start PROVIDED DATA

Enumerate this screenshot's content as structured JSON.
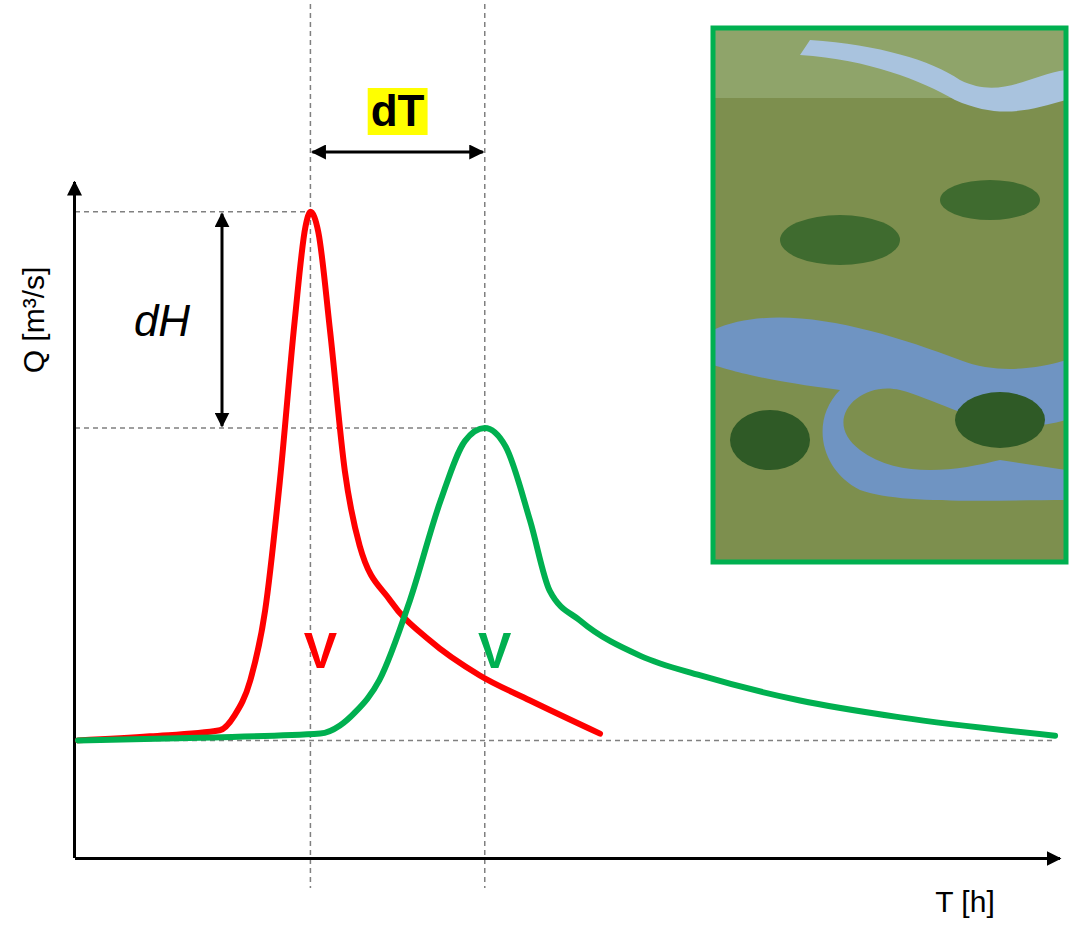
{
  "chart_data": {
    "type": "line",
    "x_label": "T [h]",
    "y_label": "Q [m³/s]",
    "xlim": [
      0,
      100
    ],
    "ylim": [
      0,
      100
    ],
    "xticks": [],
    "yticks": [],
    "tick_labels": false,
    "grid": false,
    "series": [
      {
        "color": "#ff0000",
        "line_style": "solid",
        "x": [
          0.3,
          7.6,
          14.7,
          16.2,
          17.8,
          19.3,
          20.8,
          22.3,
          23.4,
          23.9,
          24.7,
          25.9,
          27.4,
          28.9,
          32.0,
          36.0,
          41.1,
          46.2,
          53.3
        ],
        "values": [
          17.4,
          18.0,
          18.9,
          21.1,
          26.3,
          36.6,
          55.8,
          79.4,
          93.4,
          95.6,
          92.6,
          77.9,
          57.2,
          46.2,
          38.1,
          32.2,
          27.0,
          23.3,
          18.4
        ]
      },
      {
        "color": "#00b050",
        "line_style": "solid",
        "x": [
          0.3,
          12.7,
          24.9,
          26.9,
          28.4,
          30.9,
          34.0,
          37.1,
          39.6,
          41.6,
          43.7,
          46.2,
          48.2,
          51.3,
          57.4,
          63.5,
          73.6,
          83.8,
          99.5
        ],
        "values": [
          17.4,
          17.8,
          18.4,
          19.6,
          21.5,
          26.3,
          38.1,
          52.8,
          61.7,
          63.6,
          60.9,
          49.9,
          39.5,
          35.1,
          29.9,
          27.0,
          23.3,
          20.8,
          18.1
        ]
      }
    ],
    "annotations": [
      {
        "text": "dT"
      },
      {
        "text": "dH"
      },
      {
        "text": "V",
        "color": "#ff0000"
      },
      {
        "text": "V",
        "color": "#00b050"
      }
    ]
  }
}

end PROVIDED DATA
start PROVIDED DATA

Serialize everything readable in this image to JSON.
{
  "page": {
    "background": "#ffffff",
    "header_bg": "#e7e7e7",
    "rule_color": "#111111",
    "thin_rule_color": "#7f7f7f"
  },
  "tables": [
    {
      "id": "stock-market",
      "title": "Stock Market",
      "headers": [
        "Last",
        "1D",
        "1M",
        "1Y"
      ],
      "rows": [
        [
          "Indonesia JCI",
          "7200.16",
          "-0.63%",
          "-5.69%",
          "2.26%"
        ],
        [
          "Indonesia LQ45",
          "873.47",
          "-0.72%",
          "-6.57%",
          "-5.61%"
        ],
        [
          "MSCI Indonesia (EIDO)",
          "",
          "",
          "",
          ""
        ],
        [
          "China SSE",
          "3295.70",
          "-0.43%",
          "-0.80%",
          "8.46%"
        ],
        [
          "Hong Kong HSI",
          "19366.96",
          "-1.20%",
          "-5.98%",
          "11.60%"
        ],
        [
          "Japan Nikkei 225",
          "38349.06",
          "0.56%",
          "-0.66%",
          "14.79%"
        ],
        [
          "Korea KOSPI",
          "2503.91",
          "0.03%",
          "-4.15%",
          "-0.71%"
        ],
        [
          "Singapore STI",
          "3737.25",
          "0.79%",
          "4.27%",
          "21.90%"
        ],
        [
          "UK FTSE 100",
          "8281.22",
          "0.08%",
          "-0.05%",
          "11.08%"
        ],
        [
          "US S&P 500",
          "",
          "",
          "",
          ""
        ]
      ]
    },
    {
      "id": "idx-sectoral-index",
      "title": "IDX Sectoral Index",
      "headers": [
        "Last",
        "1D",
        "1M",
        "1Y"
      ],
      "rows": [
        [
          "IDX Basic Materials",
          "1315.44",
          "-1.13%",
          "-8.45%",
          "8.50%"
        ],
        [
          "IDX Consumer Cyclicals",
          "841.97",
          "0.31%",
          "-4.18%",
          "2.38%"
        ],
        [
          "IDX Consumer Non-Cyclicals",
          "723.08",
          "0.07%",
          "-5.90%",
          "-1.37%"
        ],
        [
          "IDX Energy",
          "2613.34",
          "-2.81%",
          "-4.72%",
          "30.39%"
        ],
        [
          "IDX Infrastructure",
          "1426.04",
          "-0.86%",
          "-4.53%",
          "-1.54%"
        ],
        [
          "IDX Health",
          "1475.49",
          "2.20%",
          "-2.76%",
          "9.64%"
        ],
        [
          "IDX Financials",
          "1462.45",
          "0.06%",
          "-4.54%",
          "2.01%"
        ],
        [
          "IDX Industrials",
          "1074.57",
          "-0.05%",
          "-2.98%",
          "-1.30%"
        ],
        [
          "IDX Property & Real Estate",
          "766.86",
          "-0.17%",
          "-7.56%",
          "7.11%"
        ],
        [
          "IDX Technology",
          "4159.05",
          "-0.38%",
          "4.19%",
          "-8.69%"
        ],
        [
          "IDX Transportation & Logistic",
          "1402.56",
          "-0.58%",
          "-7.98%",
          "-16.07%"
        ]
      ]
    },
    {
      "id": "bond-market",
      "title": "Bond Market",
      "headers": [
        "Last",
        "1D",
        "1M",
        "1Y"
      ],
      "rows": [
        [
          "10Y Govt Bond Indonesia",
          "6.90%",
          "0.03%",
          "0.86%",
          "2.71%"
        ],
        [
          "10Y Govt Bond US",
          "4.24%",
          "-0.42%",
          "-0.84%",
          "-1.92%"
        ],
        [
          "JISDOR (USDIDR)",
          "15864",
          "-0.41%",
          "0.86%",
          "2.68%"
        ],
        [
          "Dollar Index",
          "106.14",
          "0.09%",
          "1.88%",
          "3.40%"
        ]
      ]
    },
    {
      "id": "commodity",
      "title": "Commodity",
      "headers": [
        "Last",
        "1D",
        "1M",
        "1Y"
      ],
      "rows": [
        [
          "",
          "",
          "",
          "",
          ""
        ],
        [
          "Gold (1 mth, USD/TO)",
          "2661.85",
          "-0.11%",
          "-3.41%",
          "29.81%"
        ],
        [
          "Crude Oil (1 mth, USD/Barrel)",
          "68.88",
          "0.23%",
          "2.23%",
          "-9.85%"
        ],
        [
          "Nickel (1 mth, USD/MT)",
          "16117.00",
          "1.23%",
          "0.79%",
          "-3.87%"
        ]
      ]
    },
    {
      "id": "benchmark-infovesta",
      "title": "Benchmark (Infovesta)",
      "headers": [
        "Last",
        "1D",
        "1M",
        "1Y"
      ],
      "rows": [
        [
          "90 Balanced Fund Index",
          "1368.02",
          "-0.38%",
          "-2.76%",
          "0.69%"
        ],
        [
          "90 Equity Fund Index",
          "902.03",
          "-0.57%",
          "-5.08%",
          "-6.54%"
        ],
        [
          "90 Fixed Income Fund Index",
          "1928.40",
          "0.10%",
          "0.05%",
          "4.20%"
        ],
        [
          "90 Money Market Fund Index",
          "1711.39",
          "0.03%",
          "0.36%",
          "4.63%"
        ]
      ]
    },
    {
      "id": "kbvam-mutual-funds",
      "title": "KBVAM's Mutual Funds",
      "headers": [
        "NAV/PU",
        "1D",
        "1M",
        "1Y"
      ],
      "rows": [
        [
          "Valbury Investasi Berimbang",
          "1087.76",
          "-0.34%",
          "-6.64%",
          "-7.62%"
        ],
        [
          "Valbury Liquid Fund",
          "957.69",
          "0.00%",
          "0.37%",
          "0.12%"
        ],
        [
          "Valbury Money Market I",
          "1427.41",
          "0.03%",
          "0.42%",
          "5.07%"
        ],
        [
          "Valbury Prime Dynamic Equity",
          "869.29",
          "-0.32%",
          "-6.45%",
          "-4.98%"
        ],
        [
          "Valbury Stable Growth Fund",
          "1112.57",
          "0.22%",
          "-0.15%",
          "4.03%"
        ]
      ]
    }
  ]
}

end PROVIDED DATA

#### [WHAT THE TASK REQUIRES]
Find all lines where the word "Govt" appears. Copy them.

#### [SOLVED PROBLEM]
          "10Y Govt Bond Indonesia",
          "10Y Govt Bond US",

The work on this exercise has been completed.